Stored data:
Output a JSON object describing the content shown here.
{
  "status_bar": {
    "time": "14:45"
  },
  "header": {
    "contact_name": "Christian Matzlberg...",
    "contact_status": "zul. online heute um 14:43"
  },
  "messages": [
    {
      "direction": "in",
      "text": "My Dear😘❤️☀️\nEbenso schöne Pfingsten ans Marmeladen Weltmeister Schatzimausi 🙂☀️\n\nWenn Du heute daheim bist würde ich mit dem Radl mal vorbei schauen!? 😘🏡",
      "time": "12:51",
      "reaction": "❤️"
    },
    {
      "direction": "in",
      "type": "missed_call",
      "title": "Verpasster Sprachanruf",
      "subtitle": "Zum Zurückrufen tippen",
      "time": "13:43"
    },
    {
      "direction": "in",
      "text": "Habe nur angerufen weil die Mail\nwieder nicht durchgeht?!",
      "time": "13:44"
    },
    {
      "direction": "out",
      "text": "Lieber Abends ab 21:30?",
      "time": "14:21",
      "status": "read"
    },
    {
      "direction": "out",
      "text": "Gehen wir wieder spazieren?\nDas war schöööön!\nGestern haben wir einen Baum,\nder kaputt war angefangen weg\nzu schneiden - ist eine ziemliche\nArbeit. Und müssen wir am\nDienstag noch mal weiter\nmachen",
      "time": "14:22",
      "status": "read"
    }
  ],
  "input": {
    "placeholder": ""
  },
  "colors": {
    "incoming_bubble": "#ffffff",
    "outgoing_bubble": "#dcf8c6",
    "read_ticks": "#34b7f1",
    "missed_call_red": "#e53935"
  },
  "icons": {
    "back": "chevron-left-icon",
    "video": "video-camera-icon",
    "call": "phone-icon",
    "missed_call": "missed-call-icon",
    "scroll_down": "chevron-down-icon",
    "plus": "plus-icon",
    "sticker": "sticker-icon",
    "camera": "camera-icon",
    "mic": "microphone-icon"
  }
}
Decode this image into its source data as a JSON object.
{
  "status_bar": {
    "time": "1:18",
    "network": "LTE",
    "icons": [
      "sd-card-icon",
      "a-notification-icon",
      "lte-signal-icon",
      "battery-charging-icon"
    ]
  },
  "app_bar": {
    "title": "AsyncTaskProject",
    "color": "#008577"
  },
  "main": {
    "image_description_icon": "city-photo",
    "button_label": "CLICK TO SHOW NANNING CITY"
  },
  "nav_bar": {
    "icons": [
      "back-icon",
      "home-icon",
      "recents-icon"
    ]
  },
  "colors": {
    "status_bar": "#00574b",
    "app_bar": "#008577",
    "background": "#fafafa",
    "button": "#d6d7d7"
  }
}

WHAT YOU ARE ASKED TO DO
The entries above must be returned exactly.

WRITTEN ANSWER
Output a JSON object describing the content shown here.
{
  "status_bar": {
    "time": "14:45"
  },
  "header": {
    "contact_name": "Christian Matzlberg...",
    "contact_status": "zul. online heute um 14:43"
  },
  "messages": [
    {
      "direction": "in",
      "text": "My Dear😘❤️☀️\nEbenso schöne Pfingsten ans Marmeladen Weltmeister Schatzimausi 🙂☀️\n\nWenn Du heute daheim bist würde ich mit dem Radl mal vorbei schauen!? 😘🏡",
      "time": "12:51",
      "reaction": "❤️"
    },
    {
      "direction": "in",
      "type": "missed_call",
      "title": "Verpasster Sprachanruf",
      "subtitle": "Zum Zurückrufen tippen",
      "time": "13:43"
    },
    {
      "direction": "in",
      "text": "Habe nur angerufen weil die Mail\nwieder nicht durchgeht?!",
      "time": "13:44"
    },
    {
      "direction": "out",
      "text": "Lieber Abends ab 21:30?",
      "time": "14:21",
      "status": "read"
    },
    {
      "direction": "out",
      "text": "Gehen wir wieder spazieren?\nDas war schöööön!\nGestern haben wir einen Baum,\nder kaputt war angefangen weg\nzu schneiden - ist eine ziemliche\nArbeit. Und müssen wir am\nDienstag noch mal weiter\nmachen",
      "time": "14:22",
      "status": "read"
    }
  ],
  "input": {
    "placeholder": ""
  },
  "colors": {
    "incoming_bubble": "#ffffff",
    "outgoing_bubble": "#dcf8c6",
    "read_ticks": "#34b7f1",
    "missed_call_red": "#e53935"
  },
  "icons": {
    "back": "chevron-left-icon",
    "video": "video-camera-icon",
    "call": "phone-icon",
    "missed_call": "missed-call-icon",
    "scroll_down": "chevron-down-icon",
    "plus": "plus-icon",
    "sticker": "sticker-icon",
    "camera": "camera-icon",
    "mic": "microphone-icon"
  }
}
Decode this image into its source data as a JSON object.
{
  "status_bar": {
    "time": "1:18",
    "network": "LTE",
    "icons": [
      "sd-card-icon",
      "a-notification-icon",
      "lte-signal-icon",
      "battery-charging-icon"
    ]
  },
  "app_bar": {
    "title": "AsyncTaskProject",
    "color": "#008577"
  },
  "main": {
    "image_description_icon": "city-photo",
    "button_label": "CLICK TO SHOW NANNING CITY"
  },
  "nav_bar": {
    "icons": [
      "back-icon",
      "home-icon",
      "recents-icon"
    ]
  },
  "colors": {
    "status_bar": "#00574b",
    "app_bar": "#008577",
    "background": "#fafafa",
    "button": "#d6d7d7"
  }
}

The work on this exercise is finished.